The column then deftly segued into another favorite subject, the baffling (to him) resistance of Canadians to acknowledging their close kinship with Americans: “On the subject of Americanism the ordinary Canadian behaves like a fundamentalist discussing modernism.” Underhill’s isolationism and his North Americanism (and their corollary, anti-British imperialism) were controversial positions, and the sharpness with which he laid them out infuriated his enemies and delighted his friends, though they occasionally aroused concern that he needlessly exposed himself (and his friends) to criticism.

His longer, more formal pieces had the same light touch. In 1927, he made his first serious foray into Canadian political history with a paper for the Canadian Historical Association on the radicalism of the Toronto Globe in the decade before Confederation. He lost no time in establishing his iconoclastic purpose. Historians, he began, paid too much attention to the machinations of politicians and not enough to ideas and ‘atmosphere.’ The result was a widespread perception that “our Canadian History is as dull as ditchwater and our politics is full of it,” a dictum that he came frequently to quote and that he later claimed to have first heard as an undergraduate from Maurice Hutton, one of his classics professors. Even then, he told his readers, he had felt a thrill of appreciation.

-.-.-

Exercise: How would you sum up the passage on Underhill in two sentences? The records come from a separate source and are unrelated to the passage on Underhill.

Provided records:
-.-.-

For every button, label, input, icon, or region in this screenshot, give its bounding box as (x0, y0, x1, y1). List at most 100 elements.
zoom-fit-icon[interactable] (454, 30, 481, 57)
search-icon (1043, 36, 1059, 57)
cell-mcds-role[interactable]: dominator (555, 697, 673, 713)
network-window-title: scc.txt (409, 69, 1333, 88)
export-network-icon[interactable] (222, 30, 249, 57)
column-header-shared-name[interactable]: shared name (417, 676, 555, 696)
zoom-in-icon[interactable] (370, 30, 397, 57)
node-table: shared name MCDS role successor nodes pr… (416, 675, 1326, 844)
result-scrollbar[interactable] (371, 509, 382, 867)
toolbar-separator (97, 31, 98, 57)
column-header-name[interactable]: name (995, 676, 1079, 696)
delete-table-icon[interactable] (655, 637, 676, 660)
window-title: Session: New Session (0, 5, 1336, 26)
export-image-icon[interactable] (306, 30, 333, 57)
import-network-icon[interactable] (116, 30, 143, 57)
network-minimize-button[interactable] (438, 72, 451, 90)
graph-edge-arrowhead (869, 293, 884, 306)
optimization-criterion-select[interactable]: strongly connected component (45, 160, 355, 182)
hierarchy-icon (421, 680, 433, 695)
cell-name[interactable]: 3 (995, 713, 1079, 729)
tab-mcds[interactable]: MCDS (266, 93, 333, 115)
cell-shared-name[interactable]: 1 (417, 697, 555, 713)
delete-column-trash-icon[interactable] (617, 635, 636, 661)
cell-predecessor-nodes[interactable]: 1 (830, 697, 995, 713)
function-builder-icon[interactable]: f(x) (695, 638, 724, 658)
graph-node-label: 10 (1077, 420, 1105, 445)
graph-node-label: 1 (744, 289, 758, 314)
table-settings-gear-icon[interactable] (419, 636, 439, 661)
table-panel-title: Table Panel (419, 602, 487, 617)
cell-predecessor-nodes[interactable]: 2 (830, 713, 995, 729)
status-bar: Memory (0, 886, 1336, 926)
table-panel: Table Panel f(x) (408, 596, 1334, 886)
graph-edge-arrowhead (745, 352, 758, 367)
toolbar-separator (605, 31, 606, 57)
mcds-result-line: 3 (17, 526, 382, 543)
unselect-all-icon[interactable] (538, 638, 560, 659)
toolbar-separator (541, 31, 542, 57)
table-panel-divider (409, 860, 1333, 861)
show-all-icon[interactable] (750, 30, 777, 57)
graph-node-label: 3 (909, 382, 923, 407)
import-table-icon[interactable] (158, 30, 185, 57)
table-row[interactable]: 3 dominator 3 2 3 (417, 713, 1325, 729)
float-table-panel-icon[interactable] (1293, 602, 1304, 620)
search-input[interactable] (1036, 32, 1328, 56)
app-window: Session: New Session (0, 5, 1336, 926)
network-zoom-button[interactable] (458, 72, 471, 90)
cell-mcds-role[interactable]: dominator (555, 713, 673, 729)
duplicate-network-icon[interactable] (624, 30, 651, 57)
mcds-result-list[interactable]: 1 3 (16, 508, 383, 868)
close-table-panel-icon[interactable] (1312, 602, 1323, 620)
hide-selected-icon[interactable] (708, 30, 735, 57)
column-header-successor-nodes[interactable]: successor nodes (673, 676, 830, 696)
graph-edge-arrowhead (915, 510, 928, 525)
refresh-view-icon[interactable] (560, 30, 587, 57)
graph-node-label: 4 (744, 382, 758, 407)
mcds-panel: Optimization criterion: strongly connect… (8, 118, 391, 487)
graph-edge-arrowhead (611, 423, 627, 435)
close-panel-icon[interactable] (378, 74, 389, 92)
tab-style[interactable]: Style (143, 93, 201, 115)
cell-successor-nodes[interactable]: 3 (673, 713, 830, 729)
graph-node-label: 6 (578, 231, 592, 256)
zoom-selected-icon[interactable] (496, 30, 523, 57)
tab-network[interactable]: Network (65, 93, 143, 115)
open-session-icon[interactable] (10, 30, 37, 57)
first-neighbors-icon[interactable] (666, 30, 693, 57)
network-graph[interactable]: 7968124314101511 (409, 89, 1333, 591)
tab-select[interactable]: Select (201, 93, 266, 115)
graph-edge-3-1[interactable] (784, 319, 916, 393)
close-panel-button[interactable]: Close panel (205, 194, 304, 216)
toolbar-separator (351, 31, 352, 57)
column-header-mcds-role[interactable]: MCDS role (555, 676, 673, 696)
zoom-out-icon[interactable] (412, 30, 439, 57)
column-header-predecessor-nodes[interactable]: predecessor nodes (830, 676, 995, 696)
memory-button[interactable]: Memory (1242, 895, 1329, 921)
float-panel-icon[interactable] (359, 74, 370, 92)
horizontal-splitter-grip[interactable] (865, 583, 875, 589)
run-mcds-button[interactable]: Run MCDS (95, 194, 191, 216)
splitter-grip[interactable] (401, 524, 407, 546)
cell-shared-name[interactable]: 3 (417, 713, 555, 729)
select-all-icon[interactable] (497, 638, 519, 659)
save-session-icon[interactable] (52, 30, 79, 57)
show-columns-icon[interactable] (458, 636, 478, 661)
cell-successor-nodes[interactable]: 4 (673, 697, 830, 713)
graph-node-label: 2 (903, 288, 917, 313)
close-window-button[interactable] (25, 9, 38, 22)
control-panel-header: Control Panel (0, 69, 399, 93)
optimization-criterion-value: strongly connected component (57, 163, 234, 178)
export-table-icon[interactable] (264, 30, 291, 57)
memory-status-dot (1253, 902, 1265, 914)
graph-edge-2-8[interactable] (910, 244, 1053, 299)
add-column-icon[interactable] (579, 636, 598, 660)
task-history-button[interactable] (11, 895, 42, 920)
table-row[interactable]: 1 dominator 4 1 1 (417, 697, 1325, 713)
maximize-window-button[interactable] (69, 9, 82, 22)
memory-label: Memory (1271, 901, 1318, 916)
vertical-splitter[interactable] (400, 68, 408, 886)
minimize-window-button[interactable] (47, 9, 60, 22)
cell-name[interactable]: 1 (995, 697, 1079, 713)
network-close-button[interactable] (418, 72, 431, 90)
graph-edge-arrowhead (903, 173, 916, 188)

-.-.-

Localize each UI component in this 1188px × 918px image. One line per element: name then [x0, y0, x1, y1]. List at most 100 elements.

-.-.-

Answer to the exercise: Underhill's isolationism, North Americanism and anti-British imperialism were controversial, and the sharpness with which he laid them out infuriated his enemies and delighted his friends, though it sometimes made them worry that he needlessly exposed himself to criticism. His longer pieces had the same light touch, as in his 1927 paper for the Canadian Historical Association on the Toronto Globe's radicalism before Confederation, which opened by faulting historians for attending to politicians' machinations rather than to ideas and "atmosphere."